Excerpt from a dataset
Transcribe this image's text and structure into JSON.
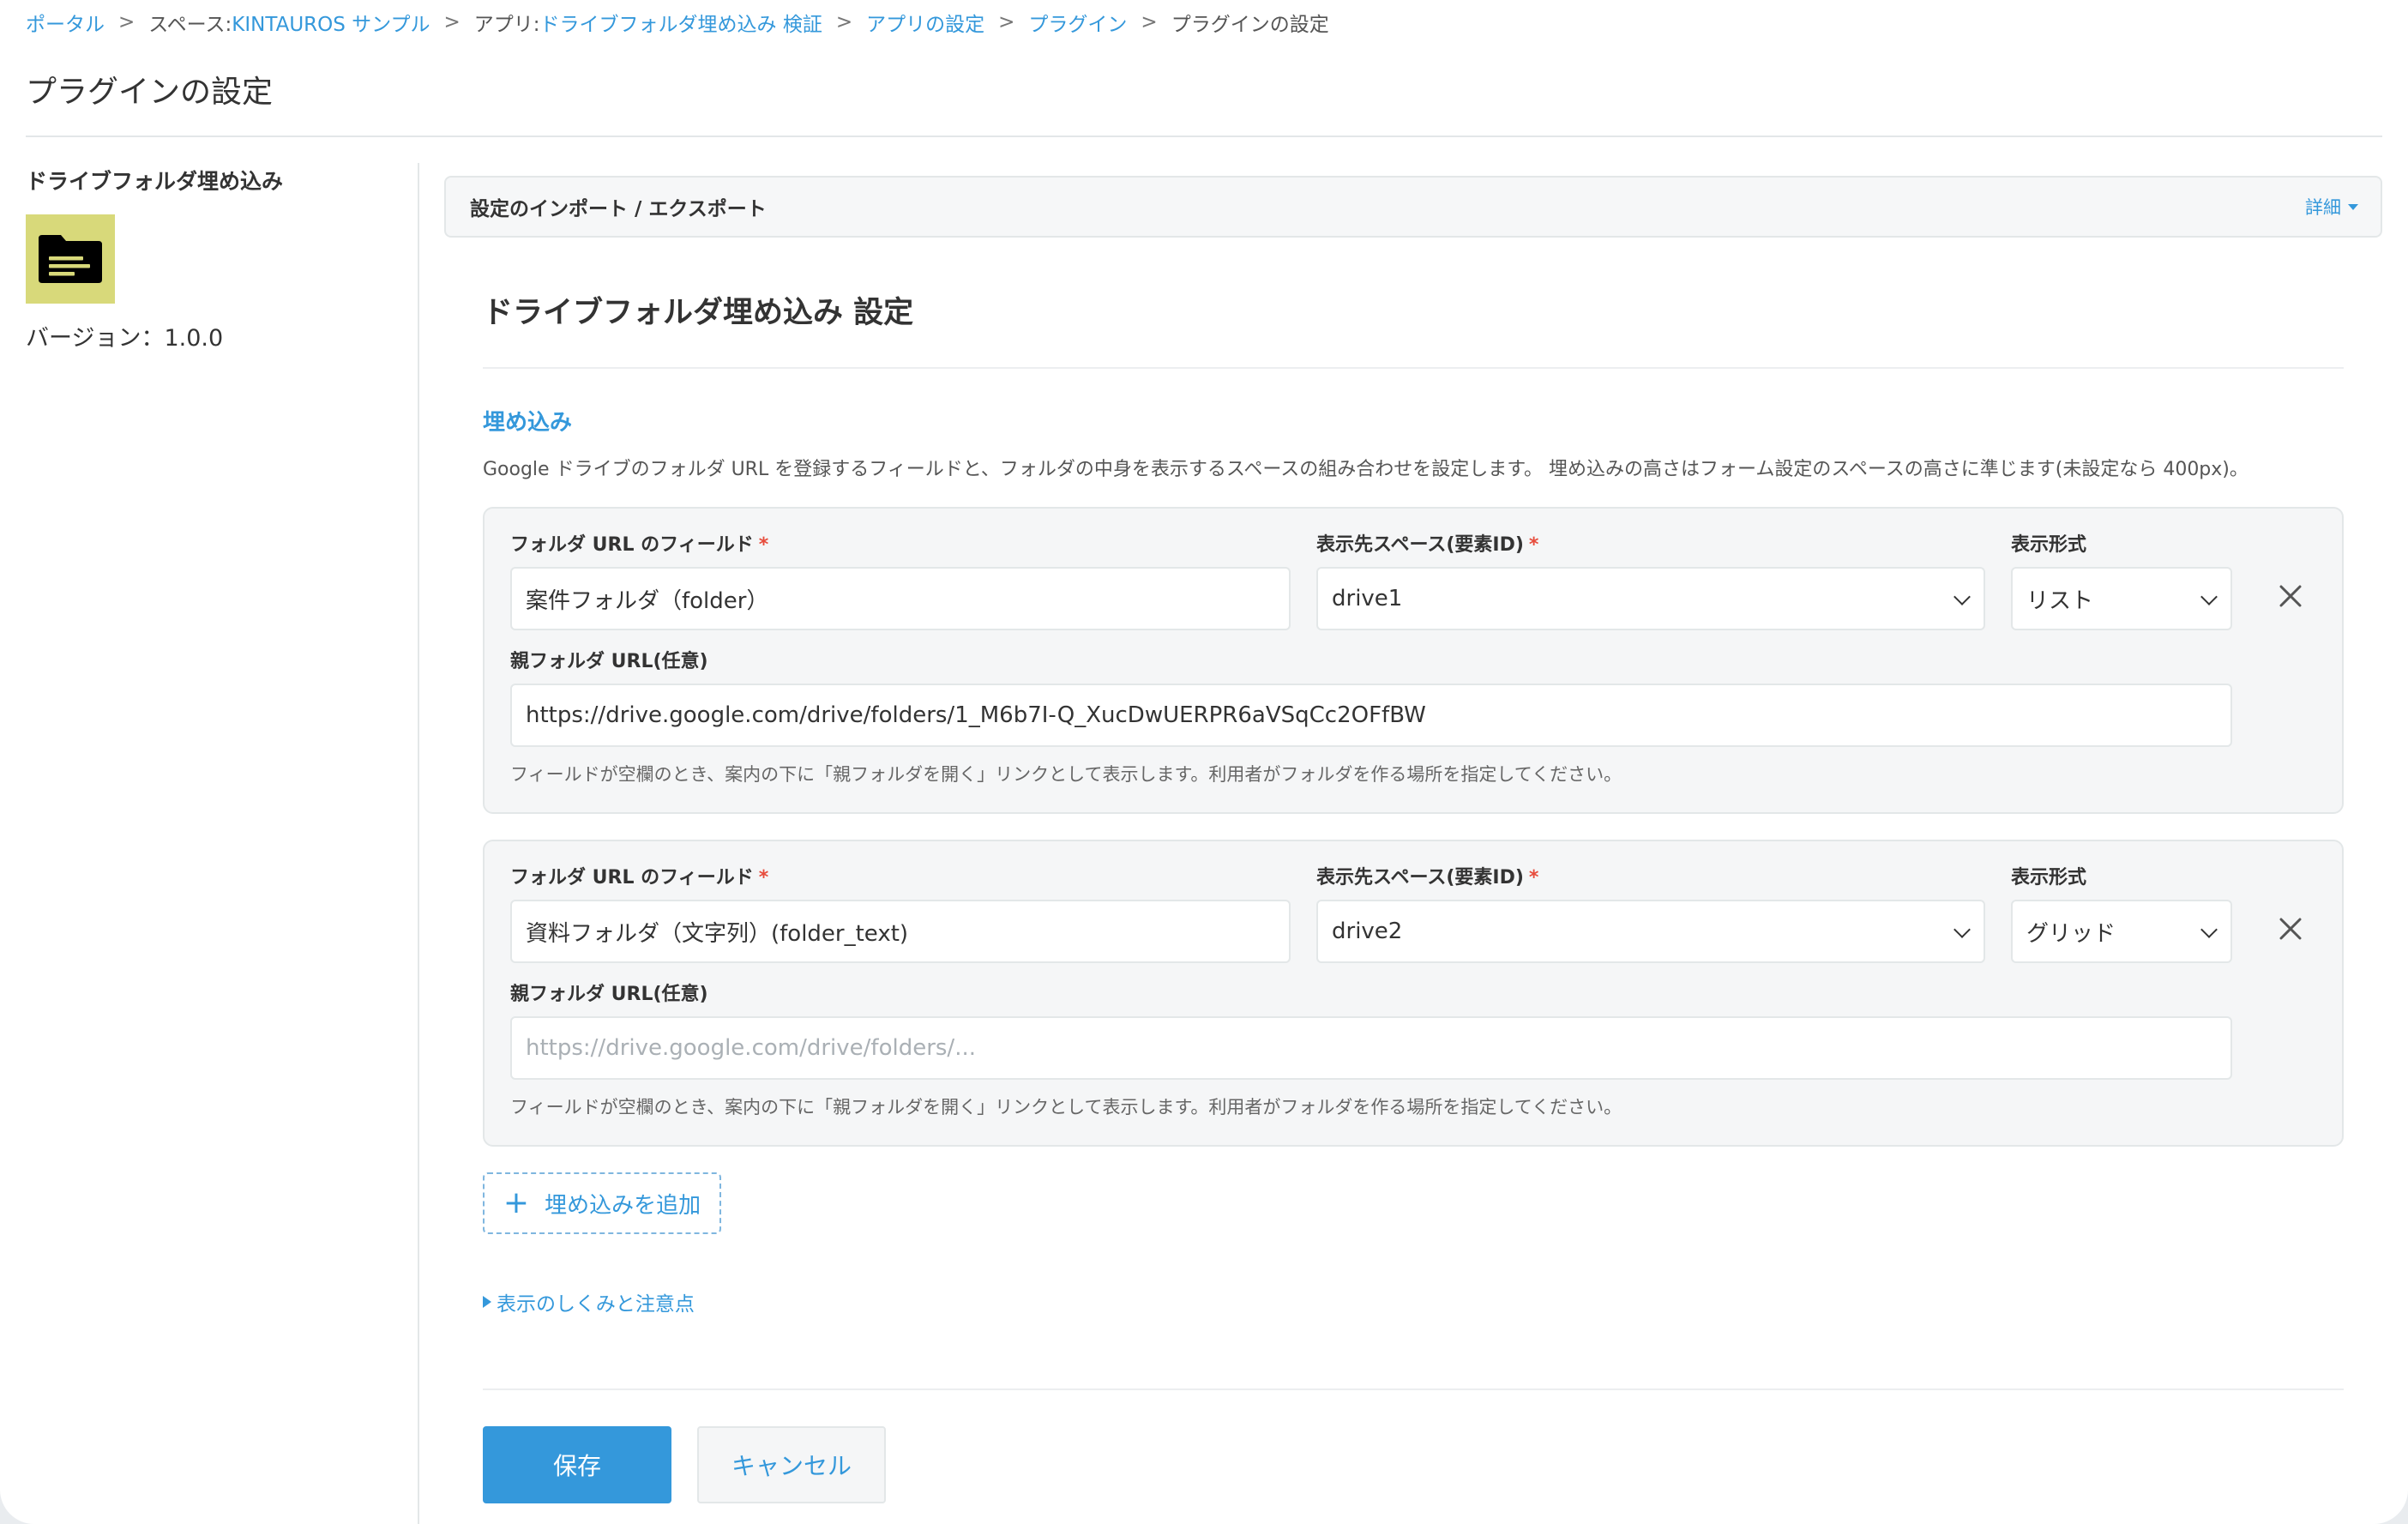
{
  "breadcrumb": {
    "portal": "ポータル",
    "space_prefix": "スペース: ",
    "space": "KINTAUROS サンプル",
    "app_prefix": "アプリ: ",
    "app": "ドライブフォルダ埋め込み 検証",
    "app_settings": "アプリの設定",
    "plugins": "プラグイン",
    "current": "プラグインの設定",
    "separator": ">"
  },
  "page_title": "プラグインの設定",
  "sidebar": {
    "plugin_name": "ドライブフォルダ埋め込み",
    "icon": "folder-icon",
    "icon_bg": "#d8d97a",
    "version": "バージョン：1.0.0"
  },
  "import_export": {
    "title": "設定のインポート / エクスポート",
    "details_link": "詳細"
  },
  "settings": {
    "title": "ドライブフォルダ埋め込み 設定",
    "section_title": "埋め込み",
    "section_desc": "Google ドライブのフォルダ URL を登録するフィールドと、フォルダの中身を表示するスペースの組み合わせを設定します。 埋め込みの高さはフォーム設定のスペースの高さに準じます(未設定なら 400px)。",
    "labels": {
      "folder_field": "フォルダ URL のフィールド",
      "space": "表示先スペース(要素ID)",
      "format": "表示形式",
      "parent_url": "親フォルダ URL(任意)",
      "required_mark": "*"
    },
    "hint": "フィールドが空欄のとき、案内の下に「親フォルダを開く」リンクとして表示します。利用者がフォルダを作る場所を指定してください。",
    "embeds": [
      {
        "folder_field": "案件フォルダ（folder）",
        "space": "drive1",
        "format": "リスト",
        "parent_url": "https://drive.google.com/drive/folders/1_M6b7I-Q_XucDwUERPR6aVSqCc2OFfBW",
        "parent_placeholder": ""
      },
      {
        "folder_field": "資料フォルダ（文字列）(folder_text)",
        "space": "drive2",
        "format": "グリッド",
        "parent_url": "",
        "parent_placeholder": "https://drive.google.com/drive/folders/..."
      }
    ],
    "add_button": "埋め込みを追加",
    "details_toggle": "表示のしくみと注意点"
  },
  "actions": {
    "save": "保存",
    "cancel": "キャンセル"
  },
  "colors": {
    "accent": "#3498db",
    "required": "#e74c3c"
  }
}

--- The problem ---
Print out the material word for word, omitting the pictures.

--- Written solution ---
Transcribe this image's text and structure into JSON.
{
  "breadcrumb": {
    "portal": "ポータル",
    "space_prefix": "スペース: ",
    "space": "KINTAUROS サンプル",
    "app_prefix": "アプリ: ",
    "app": "ドライブフォルダ埋め込み 検証",
    "app_settings": "アプリの設定",
    "plugins": "プラグイン",
    "current": "プラグインの設定",
    "separator": ">"
  },
  "page_title": "プラグインの設定",
  "sidebar": {
    "plugin_name": "ドライブフォルダ埋め込み",
    "icon": "folder-icon",
    "icon_bg": "#d8d97a",
    "version": "バージョン：1.0.0"
  },
  "import_export": {
    "title": "設定のインポート / エクスポート",
    "details_link": "詳細"
  },
  "settings": {
    "title": "ドライブフォルダ埋め込み 設定",
    "section_title": "埋め込み",
    "section_desc": "Google ドライブのフォルダ URL を登録するフィールドと、フォルダの中身を表示するスペースの組み合わせを設定します。 埋め込みの高さはフォーム設定のスペースの高さに準じます(未設定なら 400px)。",
    "labels": {
      "folder_field": "フォルダ URL のフィールド",
      "space": "表示先スペース(要素ID)",
      "format": "表示形式",
      "parent_url": "親フォルダ URL(任意)",
      "required_mark": "*"
    },
    "hint": "フィールドが空欄のとき、案内の下に「親フォルダを開く」リンクとして表示します。利用者がフォルダを作る場所を指定してください。",
    "embeds": [
      {
        "folder_field": "案件フォルダ（folder）",
        "space": "drive1",
        "format": "リスト",
        "parent_url": "https://drive.google.com/drive/folders/1_M6b7I-Q_XucDwUERPR6aVSqCc2OFfBW",
        "parent_placeholder": ""
      },
      {
        "folder_field": "資料フォルダ（文字列）(folder_text)",
        "space": "drive2",
        "format": "グリッド",
        "parent_url": "",
        "parent_placeholder": "https://drive.google.com/drive/folders/..."
      }
    ],
    "add_button": "埋め込みを追加",
    "details_toggle": "表示のしくみと注意点"
  },
  "actions": {
    "save": "保存",
    "cancel": "キャンセル"
  },
  "colors": {
    "accent": "#3498db",
    "required": "#e74c3c"
  }
}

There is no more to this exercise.